BRIEF: Collect all lines below with the string "衣藻是单细胞植物".

DATA EXCERPTS:
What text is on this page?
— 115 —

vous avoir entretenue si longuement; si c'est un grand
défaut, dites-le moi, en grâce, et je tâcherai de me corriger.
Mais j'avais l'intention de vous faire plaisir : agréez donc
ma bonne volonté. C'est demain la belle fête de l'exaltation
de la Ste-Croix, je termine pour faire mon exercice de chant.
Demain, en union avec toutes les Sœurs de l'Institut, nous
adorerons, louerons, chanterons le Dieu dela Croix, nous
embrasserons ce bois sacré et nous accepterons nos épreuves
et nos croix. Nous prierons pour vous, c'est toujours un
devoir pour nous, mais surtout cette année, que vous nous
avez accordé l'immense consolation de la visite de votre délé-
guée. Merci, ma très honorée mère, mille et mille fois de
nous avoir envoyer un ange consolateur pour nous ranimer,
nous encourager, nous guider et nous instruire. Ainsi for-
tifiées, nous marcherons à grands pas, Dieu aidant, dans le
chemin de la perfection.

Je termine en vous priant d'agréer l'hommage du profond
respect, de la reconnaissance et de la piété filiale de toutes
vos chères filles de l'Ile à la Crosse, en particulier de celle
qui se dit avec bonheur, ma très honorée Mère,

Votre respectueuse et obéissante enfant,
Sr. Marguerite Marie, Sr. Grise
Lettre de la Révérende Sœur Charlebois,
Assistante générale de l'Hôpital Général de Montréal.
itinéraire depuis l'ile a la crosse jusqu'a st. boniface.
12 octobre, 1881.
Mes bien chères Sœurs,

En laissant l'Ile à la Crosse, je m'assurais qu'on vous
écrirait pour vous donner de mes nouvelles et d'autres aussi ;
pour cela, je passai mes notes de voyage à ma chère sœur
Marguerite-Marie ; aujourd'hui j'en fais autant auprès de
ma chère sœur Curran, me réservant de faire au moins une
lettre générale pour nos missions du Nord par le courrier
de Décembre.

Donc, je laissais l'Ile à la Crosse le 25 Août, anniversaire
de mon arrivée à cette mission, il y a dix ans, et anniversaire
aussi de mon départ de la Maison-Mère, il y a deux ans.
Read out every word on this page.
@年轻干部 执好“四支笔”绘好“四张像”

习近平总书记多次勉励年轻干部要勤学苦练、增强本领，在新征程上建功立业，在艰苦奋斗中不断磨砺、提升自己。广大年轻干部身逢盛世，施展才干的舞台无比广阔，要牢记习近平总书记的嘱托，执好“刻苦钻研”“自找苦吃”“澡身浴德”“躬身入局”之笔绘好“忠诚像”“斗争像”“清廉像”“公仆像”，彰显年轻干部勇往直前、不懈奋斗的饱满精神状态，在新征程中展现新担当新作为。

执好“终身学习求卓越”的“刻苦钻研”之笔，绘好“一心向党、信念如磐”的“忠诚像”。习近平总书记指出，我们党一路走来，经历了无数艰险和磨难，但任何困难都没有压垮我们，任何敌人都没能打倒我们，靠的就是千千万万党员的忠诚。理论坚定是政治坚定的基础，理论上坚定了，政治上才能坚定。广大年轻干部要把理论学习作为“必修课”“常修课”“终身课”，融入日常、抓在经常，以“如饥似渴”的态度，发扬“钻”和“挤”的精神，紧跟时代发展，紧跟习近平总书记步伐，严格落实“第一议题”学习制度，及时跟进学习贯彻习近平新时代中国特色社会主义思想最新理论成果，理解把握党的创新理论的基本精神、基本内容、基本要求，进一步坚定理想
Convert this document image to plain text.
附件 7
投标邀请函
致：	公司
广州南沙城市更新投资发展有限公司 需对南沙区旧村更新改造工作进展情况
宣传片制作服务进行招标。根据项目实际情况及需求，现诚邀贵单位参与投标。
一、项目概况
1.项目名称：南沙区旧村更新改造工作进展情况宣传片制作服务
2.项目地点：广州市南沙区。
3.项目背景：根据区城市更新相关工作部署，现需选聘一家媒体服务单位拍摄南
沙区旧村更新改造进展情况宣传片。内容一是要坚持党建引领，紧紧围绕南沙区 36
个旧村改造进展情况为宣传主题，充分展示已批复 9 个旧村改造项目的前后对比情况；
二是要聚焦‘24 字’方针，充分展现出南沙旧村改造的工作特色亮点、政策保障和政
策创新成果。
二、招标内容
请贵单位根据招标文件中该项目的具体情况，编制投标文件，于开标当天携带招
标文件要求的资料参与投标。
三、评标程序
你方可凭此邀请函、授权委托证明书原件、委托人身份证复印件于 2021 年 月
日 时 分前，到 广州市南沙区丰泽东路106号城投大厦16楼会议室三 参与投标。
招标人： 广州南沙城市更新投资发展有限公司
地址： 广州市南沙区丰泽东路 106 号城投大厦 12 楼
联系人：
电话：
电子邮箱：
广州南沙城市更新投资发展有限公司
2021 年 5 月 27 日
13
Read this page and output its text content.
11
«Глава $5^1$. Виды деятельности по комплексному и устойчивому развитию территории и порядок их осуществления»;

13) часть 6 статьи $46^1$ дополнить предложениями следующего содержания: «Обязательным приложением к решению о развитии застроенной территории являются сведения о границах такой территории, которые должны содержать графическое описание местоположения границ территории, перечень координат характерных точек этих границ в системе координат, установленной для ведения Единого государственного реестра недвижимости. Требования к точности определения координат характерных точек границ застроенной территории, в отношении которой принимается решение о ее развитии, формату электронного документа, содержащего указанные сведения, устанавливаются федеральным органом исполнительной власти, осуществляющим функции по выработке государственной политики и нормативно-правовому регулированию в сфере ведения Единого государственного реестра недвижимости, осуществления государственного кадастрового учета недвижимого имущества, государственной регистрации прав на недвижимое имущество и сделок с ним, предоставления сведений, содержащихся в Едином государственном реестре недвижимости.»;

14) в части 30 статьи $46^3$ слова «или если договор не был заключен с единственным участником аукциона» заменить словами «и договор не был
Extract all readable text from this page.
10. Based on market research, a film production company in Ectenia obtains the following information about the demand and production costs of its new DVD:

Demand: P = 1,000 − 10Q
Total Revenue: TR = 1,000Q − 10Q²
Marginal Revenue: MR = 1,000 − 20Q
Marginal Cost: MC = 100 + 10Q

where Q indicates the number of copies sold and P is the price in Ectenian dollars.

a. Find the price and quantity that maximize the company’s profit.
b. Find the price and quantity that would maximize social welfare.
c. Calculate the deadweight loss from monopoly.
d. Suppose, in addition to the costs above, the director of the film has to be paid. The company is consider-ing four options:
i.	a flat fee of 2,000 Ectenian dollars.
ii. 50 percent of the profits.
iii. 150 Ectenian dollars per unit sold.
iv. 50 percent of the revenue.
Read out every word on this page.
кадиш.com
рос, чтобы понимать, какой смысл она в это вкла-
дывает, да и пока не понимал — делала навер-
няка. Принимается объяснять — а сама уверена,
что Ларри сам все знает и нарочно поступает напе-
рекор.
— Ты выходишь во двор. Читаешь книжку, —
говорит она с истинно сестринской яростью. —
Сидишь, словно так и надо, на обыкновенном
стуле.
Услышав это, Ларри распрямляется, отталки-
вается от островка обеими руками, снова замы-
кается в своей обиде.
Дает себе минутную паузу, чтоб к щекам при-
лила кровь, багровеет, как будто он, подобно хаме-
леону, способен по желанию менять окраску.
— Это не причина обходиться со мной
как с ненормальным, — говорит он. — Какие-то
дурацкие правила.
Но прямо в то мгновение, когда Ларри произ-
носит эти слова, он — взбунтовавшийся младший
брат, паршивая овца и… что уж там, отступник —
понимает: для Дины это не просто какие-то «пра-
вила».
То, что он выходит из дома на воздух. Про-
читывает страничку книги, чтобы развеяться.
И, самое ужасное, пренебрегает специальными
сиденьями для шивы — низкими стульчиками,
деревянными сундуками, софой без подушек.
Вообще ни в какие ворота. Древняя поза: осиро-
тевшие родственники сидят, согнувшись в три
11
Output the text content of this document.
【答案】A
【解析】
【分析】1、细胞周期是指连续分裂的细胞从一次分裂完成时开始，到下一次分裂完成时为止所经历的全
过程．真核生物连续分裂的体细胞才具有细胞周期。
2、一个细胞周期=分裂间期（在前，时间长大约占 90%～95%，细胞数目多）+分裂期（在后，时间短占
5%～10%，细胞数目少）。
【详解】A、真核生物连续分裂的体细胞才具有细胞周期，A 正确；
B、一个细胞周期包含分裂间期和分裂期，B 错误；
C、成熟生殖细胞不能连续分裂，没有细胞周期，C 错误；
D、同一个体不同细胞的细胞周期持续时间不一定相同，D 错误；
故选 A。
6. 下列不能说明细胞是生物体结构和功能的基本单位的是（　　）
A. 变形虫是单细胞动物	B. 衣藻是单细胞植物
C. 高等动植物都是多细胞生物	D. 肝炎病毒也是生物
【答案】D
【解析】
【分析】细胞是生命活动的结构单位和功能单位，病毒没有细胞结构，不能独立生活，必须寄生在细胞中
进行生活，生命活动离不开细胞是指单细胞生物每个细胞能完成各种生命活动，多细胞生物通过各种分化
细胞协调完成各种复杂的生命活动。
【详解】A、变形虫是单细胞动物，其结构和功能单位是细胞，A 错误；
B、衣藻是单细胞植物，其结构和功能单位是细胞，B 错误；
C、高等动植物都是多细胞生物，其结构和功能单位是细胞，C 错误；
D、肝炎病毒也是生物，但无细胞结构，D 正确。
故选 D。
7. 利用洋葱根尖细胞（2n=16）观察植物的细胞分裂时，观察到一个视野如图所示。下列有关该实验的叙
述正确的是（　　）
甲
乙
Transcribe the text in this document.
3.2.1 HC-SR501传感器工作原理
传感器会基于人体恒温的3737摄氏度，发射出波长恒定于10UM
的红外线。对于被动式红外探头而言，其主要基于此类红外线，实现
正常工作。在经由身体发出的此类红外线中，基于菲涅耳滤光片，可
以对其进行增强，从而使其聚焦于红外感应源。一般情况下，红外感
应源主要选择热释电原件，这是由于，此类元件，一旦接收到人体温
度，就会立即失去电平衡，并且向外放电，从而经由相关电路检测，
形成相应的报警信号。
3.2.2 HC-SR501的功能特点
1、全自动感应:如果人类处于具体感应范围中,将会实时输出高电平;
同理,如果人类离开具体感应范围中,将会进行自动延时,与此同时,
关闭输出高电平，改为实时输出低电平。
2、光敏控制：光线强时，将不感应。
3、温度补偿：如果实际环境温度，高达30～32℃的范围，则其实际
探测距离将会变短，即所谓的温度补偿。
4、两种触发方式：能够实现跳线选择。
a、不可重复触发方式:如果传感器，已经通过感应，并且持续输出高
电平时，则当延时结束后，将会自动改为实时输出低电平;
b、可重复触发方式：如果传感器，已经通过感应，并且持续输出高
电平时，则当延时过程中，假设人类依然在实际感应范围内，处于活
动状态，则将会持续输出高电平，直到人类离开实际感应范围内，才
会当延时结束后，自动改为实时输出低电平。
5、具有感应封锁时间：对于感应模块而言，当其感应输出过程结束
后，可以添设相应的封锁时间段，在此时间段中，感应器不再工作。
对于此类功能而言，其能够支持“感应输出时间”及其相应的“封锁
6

TASK RESULT:
A. 变形虫是单细胞动物	B. 衣藻是单细胞植物
B、衣藻是单细胞植物，其结构和功能单位是细胞，B 错误；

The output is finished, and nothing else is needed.